(Stored records)
BEGIN

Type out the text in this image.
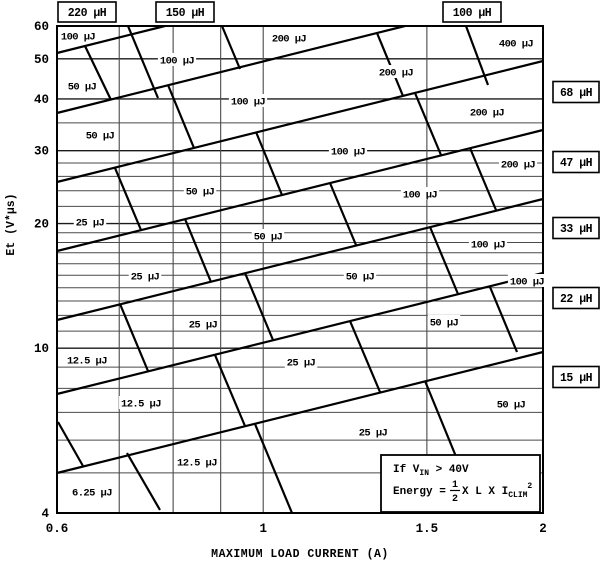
100 μJ	200 μJ	400 μJ
100 μJ
200 μJ
50 μJ
100 μJ
200 μJ
50 μJ
100 μJ
200 μJ
50 μJ	100 μJ
25 μJ
50 μJ
100 μJ
25 μJ	50 μJ	100 μJ
25 μJ	50 μJ
12.5 μJ	25 μJ
12.5 μJ	50 μJ
25 μJ
12.5 μJ
6.25 μJ
220 μH	150 μH	100 μH
68 μH
47 μH
33 μH
22 μH
15 μH
60
50
40
30
20
10
4
0.6	1	1.5	2
MAXIMUM LOAD CURRENT (A)
Et (V*μs)
If $V_{IN} > 40V$
Energy =
1
2
X L X $I_{CLIM}^2$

END

### [Problem to work on]
Omit the pictures, then output the rest of the listing exactly.

### [The response]
Type out the text in this image.
100 μJ	200 μJ	400 μJ
100 μJ
200 μJ
50 μJ
100 μJ
200 μJ
50 μJ
100 μJ
200 μJ
50 μJ	100 μJ
25 μJ
50 μJ
100 μJ
25 μJ	50 μJ	100 μJ
25 μJ	50 μJ
12.5 μJ	25 μJ
12.5 μJ	50 μJ
25 μJ
12.5 μJ
6.25 μJ
220 μH	150 μH	100 μH
68 μH
47 μH
33 μH
22 μH
15 μH
60
50
40
30
20
10
4
0.6	1	1.5	2
MAXIMUM LOAD CURRENT (A)
Et (V*μs)
If $V_{IN} > 40V$
Energy =
1
2
X L X $I_{CLIM}^2$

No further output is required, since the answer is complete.